# What to work on:
Every entry below must appear again, exactly as written.

Dataset excerpt:

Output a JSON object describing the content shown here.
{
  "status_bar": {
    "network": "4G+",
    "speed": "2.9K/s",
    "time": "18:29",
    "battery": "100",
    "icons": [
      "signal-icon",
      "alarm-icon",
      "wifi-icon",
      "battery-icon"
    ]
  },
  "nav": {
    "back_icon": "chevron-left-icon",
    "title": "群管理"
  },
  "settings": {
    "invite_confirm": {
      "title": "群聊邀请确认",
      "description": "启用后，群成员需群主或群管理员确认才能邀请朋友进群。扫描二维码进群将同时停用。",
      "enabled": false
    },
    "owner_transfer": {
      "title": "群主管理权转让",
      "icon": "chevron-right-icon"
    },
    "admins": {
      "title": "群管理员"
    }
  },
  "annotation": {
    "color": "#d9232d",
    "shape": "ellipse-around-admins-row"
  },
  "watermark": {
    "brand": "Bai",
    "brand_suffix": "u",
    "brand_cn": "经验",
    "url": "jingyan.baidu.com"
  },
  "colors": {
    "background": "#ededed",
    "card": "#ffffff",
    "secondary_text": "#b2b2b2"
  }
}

# Exercise solution:
Output a JSON object describing the content shown here.
{
  "status_bar": {
    "network": "4G+",
    "speed": "2.9K/s",
    "time": "18:29",
    "battery": "100",
    "icons": [
      "signal-icon",
      "alarm-icon",
      "wifi-icon",
      "battery-icon"
    ]
  },
  "nav": {
    "back_icon": "chevron-left-icon",
    "title": "群管理"
  },
  "settings": {
    "invite_confirm": {
      "title": "群聊邀请确认",
      "description": "启用后，群成员需群主或群管理员确认才能邀请朋友进群。扫描二维码进群将同时停用。",
      "enabled": false
    },
    "owner_transfer": {
      "title": "群主管理权转让",
      "icon": "chevron-right-icon"
    },
    "admins": {
      "title": "群管理员"
    }
  },
  "annotation": {
    "color": "#d9232d",
    "shape": "ellipse-around-admins-row"
  },
  "watermark": {
    "brand": "Bai",
    "brand_suffix": "u",
    "brand_cn": "经验",
    "url": "jingyan.baidu.com"
  },
  "colors": {
    "background": "#ededed",
    "card": "#ffffff",
    "secondary_text": "#b2b2b2"
  }
}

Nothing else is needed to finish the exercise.